• Objective
Copy the material below line for line, with no changes to the text. Leave the pictures out of your copy.

• Input
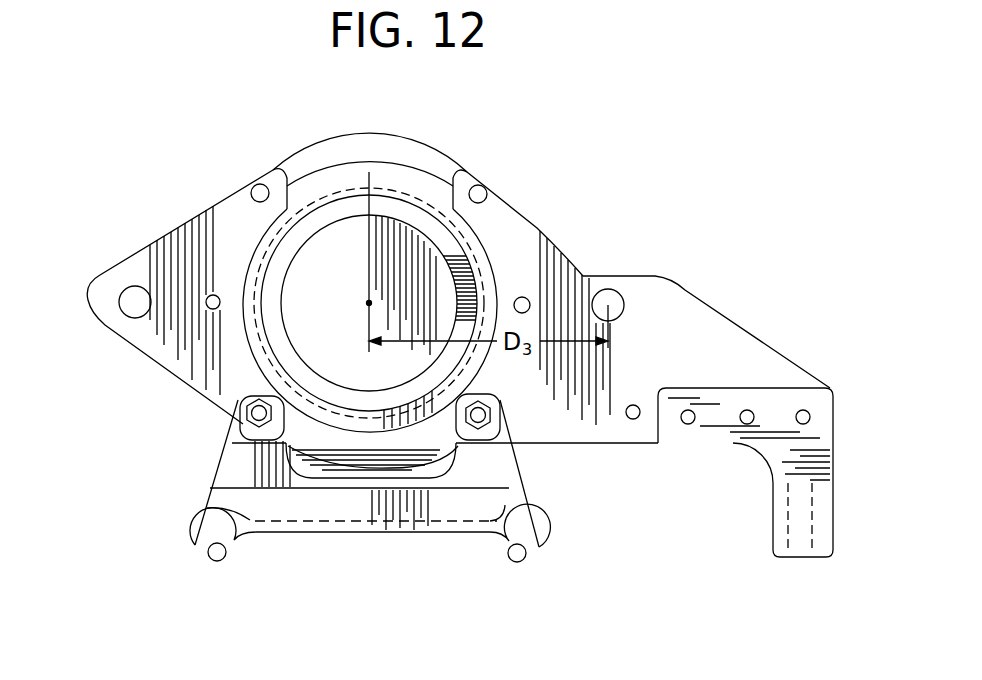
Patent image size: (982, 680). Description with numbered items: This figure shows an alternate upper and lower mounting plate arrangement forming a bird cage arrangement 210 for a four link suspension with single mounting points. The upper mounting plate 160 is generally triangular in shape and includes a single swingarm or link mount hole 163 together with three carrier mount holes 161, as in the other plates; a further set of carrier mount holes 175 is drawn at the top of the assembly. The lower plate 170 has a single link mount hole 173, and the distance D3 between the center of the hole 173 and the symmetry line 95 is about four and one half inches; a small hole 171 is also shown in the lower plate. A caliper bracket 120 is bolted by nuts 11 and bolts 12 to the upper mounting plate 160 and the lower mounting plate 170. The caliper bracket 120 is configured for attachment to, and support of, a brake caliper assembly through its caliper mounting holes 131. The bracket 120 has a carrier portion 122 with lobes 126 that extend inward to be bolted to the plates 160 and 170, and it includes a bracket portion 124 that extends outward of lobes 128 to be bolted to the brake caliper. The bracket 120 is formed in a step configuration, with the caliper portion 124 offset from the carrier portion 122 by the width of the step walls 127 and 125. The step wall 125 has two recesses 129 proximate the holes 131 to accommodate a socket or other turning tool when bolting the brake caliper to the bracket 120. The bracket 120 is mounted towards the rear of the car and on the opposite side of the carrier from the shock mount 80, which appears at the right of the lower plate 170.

The mounting assembly 210 is at (352, 112).
The upper mounting plate 160 is at (192, 217).
The carrier mount holes 161 is at (255, 184).
The link mount hole 163 is at (135, 320).
The symmetry line 95 is at (368, 252).
The bolt holes 175 is at (484, 176).
The link mount hole 173 is at (623, 293).
The lower mounting plate 170 is at (732, 348).
The hole 171 is at (634, 405).
The shock mount 80 is at (776, 484).
The nuts 11 is at (235, 400).
The bolts 12 is at (231, 440).
The carrier portion 122 is at (287, 409).
The lobes 126 is at (252, 447).
The step wall 127 is at (488, 489).
The caliper bracket 120 is at (523, 500).
The lobes 128 is at (198, 528).
The caliper mounting holes 131 is at (207, 557).
The recesses 129 is at (222, 508).
The bracket portion 124 is at (367, 507).
The step wall 125 is at (442, 537).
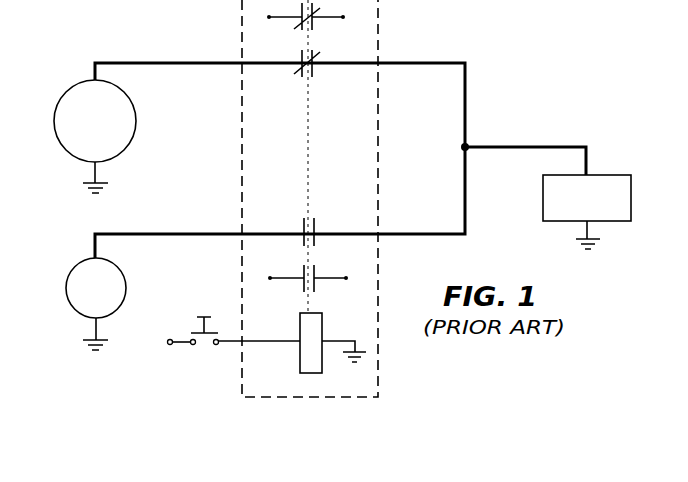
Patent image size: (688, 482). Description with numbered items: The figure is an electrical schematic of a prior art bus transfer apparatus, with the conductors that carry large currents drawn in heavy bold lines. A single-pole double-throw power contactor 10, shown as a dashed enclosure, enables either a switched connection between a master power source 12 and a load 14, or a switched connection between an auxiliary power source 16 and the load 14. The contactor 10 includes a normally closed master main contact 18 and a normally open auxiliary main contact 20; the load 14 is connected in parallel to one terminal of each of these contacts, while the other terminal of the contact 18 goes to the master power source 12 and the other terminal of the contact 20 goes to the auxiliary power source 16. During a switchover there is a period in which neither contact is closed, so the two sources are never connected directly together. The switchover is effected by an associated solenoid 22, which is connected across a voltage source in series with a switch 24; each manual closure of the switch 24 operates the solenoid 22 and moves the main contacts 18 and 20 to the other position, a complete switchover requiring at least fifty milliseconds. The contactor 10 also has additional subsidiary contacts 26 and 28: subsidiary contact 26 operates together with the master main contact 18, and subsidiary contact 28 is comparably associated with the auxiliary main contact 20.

The power contactor 10 is at (380, 40).
The master power source 12 is at (140, 92).
The load 14 is at (633, 184).
The auxiliary power source 16 is at (125, 277).
The normally closed master main contact 18 is at (316, 66).
The normally open auxiliary main contact 20 is at (316, 222).
The solenoid 22 is at (323, 321).
The switch 24 is at (206, 347).
The subsidiary contact 26 is at (318, 20).
The subsidiary contact 28 is at (316, 268).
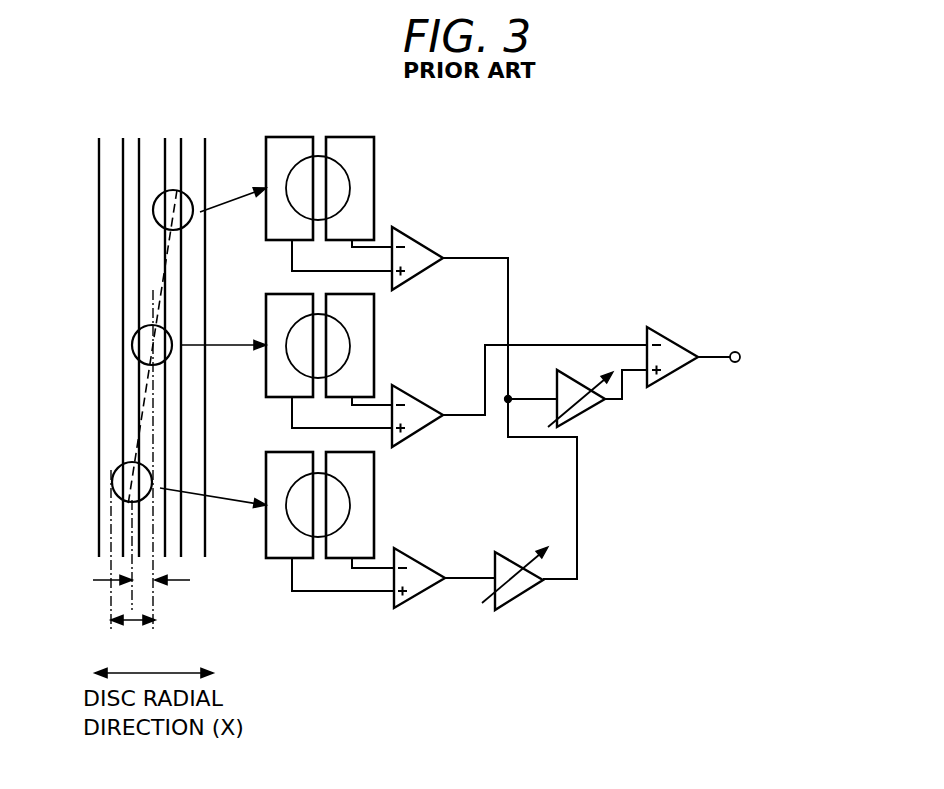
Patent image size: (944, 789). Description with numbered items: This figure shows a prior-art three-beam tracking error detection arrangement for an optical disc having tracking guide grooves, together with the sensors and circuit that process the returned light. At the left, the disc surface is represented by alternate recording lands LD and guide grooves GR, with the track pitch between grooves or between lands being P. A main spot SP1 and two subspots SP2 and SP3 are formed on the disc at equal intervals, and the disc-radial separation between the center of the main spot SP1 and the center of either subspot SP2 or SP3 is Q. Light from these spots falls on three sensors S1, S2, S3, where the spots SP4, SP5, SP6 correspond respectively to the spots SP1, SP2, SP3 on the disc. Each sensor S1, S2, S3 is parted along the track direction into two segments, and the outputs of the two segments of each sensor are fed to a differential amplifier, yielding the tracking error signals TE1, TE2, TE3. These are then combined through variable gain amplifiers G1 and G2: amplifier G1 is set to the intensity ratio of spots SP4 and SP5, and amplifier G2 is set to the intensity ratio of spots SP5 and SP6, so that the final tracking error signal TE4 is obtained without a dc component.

The recording land LD is at (173, 146).
The guide groove GR is at (195, 183).
The disc-radial separation Q is at (141, 591).
The track pitch P is at (133, 631).
The sensor S1 is at (329, 332).
The sensor S2 is at (335, 174).
The sensor S3 is at (331, 490).
The main spot SP1 is at (264, 346).
The subspot SP2 is at (264, 201).
The subspot SP3 is at (264, 506).
The spot on sensor SP4 is at (350, 346).
The spot on sensor SP5 is at (348, 178).
The spot on sensor SP6 is at (350, 505).
The tracking error signal TE1 is at (466, 416).
The tracking error signal TE2 is at (488, 258).
The tracking error signal TE3 is at (455, 580).
The tracking error signal TE4 is at (757, 342).
The variable gain amplifier G1 is at (577, 403).
The variable gain amplifier G2 is at (517, 585).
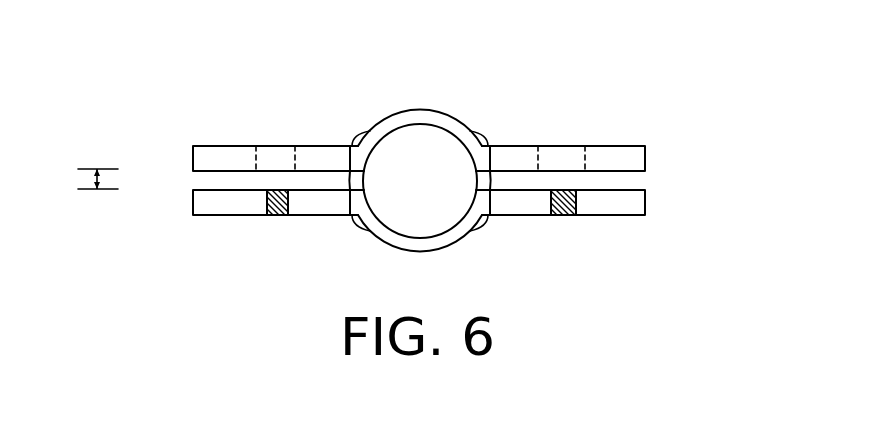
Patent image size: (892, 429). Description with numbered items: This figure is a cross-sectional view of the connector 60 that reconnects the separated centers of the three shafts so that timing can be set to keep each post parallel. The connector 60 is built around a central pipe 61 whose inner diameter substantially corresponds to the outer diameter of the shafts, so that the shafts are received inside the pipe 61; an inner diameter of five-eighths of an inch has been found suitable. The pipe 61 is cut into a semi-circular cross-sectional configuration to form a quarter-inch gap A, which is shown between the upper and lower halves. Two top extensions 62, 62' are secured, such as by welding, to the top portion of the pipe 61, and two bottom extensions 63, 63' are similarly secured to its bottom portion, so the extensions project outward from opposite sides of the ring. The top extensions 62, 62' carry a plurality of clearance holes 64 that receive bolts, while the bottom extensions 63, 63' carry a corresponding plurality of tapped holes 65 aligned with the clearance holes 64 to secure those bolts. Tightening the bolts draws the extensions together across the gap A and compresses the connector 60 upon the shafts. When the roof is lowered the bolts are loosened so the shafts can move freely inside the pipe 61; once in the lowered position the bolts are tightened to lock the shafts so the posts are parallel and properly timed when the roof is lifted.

The connector 60 is at (403, 161).
The central pipe 61 is at (398, 237).
The top extension 62 is at (260, 138).
The top extension 62' is at (601, 147).
The bottom extension 63 is at (259, 224).
The bottom extension 63' is at (602, 212).
The clearance holes 64 is at (283, 156).
The tapped holes 65 is at (276, 216).
The gap A is at (98, 196).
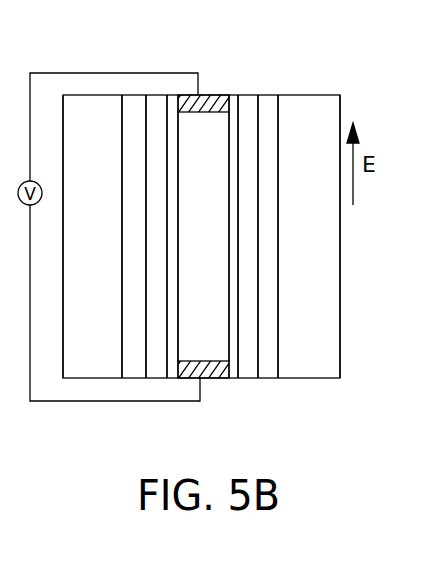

• Result of this exercise
Patent image size: (982, 680). Description with numbered items: This figure shows an alternate upper and lower mounting plate arrangement forming a bird cage arrangement 210 for a four link suspension with single mounting points. The upper mounting plate 160 is generally triangular in shape and includes a single swingarm or link mount hole 163 together with three carrier mount holes 161, as in the other plates; a further set of carrier mount holes 175 is drawn at the top of the assembly. The lower plate 170 has a single link mount hole 173, and the distance D3 between the center of the hole 173 and the symmetry line 95 is about four and one half inches; a small hole 171 is also shown in the lower plate. A caliper bracket 120 is bolted by nuts 11 and bolts 12 to the upper mounting plate 160 and the lower mounting plate 170. The caliper bracket 120 is configured for attachment to, and support of, a brake caliper assembly through its caliper mounting holes 131. The bracket 120 has a carrier portion 122 with lobes 126 that extend inward to be bolted to the plates 160 and 170, and it includes a bracket portion 124 that extends outward of lobes 128 to be bolted to the brake caliper. The bracket 120 is formed in a step configuration, with the caliper portion 124 offset from the carrier portion 122 by the width of the step walls 127 and 125. The step wall 125 has two recesses 129 proximate the holes 131 to accommodate a socket or other turning tool when bolting the brake caliper to the bracket 120. The bracket 120 is mounted towards the rear of the car and on the opposite side of the carrier from the shock mount 80, which appears at the right of the lower plate 170.

The mounting assembly 210 is at (352, 112).
The upper mounting plate 160 is at (192, 217).
The carrier mount holes 161 is at (255, 184).
The link mount hole 163 is at (135, 320).
The symmetry line 95 is at (368, 252).
The bolt holes 175 is at (484, 176).
The link mount hole 173 is at (623, 293).
The lower mounting plate 170 is at (732, 348).
The hole 171 is at (634, 405).
The shock mount 80 is at (776, 484).
The nuts 11 is at (235, 400).
The bolts 12 is at (231, 440).
The carrier portion 122 is at (287, 409).
The lobes 126 is at (252, 447).
The step wall 127 is at (488, 489).
The caliper bracket 120 is at (523, 500).
The lobes 128 is at (198, 528).
The caliper mounting holes 131 is at (207, 557).
The recesses 129 is at (222, 508).
The bracket portion 124 is at (367, 507).
The step wall 125 is at (442, 537).
Patent image size: (688, 482). Description with numbered items: The figure is an electrical schematic of a prior art bus transfer apparatus, with the conductors that carry large currents drawn in heavy bold lines. A single-pole double-throw power contactor 10, shown as a dashed enclosure, enables either a switched connection between a master power source 12 and a load 14, or a switched connection between an auxiliary power source 16 and the load 14. The contactor 10 includes a normally closed master main contact 18 and a normally open auxiliary main contact 20; the load 14 is connected in parallel to one terminal of each of these contacts, while the other terminal of the contact 18 goes to the master power source 12 and the other terminal of the contact 20 goes to the auxiliary power source 16. During a switchover there is a period in which neither contact is closed, so the two sources are never connected directly together. The switchover is effected by an associated solenoid 22, which is connected across a voltage source in series with a switch 24; each manual closure of the switch 24 operates the solenoid 22 and moves the main contacts 18 and 20 to the other position, a complete switchover requiring at least fifty milliseconds. The contactor 10 also has additional subsidiary contacts 26 and 28: subsidiary contact 26 operates together with the master main contact 18, and subsidiary contact 28 is comparably associated with the auxiliary main contact 20.

The power contactor 10 is at (380, 40).
The master power source 12 is at (140, 92).
The load 14 is at (633, 184).
The auxiliary power source 16 is at (125, 277).
The normally closed master main contact 18 is at (316, 66).
The normally open auxiliary main contact 20 is at (316, 222).
The solenoid 22 is at (323, 321).
The switch 24 is at (206, 347).
The subsidiary contact 26 is at (318, 20).
The subsidiary contact 28 is at (316, 268).
Patent image size: (944, 789). Description with numbered items: This figure shows a prior-art three-beam tracking error detection arrangement for an optical disc having tracking guide grooves, together with the sensors and circuit that process the returned light. At the left, the disc surface is represented by alternate recording lands LD and guide grooves GR, with the track pitch between grooves or between lands being P. A main spot SP1 and two subspots SP2 and SP3 are formed on the disc at equal intervals, and the disc-radial separation between the center of the main spot SP1 and the center of either subspot SP2 or SP3 is Q. Light from these spots falls on three sensors S1, S2, S3, where the spots SP4, SP5, SP6 correspond respectively to the spots SP1, SP2, SP3 on the disc. Each sensor S1, S2, S3 is parted along the track direction into two segments, and the outputs of the two segments of each sensor are fed to a differential amplifier, yielding the tracking error signals TE1, TE2, TE3. These are then combined through variable gain amplifiers G1 and G2: amplifier G1 is set to the intensity ratio of spots SP4 and SP5, and amplifier G2 is set to the intensity ratio of spots SP5 and SP6, so that the final tracking error signal TE4 is obtained without a dc component.

The recording land LD is at (173, 146).
The guide groove GR is at (195, 183).
The disc-radial separation Q is at (141, 591).
The track pitch P is at (133, 631).
The sensor S1 is at (329, 332).
The sensor S2 is at (335, 174).
The sensor S3 is at (331, 490).
The main spot SP1 is at (264, 346).
The subspot SP2 is at (264, 201).
The subspot SP3 is at (264, 506).
The spot on sensor SP4 is at (350, 346).
The spot on sensor SP5 is at (348, 178).
The spot on sensor SP6 is at (350, 505).
The tracking error signal TE1 is at (466, 416).
The tracking error signal TE2 is at (488, 258).
The tracking error signal TE3 is at (455, 580).
The tracking error signal TE4 is at (757, 342).
The variable gain amplifier G1 is at (577, 403).
The variable gain amplifier G2 is at (517, 585).
Patent image size: (892, 429). Description with numbered items: This figure is a cross-sectional view of the connector 60 that reconnects the separated centers of the three shafts so that timing can be set to keep each post parallel. The connector 60 is built around a central pipe 61 whose inner diameter substantially corresponds to the outer diameter of the shafts, so that the shafts are received inside the pipe 61; an inner diameter of five-eighths of an inch has been found suitable. The pipe 61 is cut into a semi-circular cross-sectional configuration to form a quarter-inch gap A, which is shown between the upper and lower halves. Two top extensions 62, 62' are secured, such as by welding, to the top portion of the pipe 61, and two bottom extensions 63, 63' are similarly secured to its bottom portion, so the extensions project outward from opposite sides of the ring. The top extensions 62, 62' carry a plurality of clearance holes 64 that receive bolts, while the bottom extensions 63, 63' carry a corresponding plurality of tapped holes 65 aligned with the clearance holes 64 to secure those bolts. Tightening the bolts draws the extensions together across the gap A and compresses the connector 60 upon the shafts. When the roof is lowered the bolts are loosened so the shafts can move freely inside the pipe 61; once in the lowered position the bolts are tightened to lock the shafts so the posts are parallel and properly timed when the roof is lifted.

The connector 60 is at (403, 161).
The central pipe 61 is at (398, 237).
The top extension 62 is at (260, 138).
The top extension 62' is at (601, 147).
The bottom extension 63 is at (259, 224).
The bottom extension 63' is at (602, 212).
The clearance holes 64 is at (283, 156).
The tapped holes 65 is at (276, 216).
The gap A is at (98, 196).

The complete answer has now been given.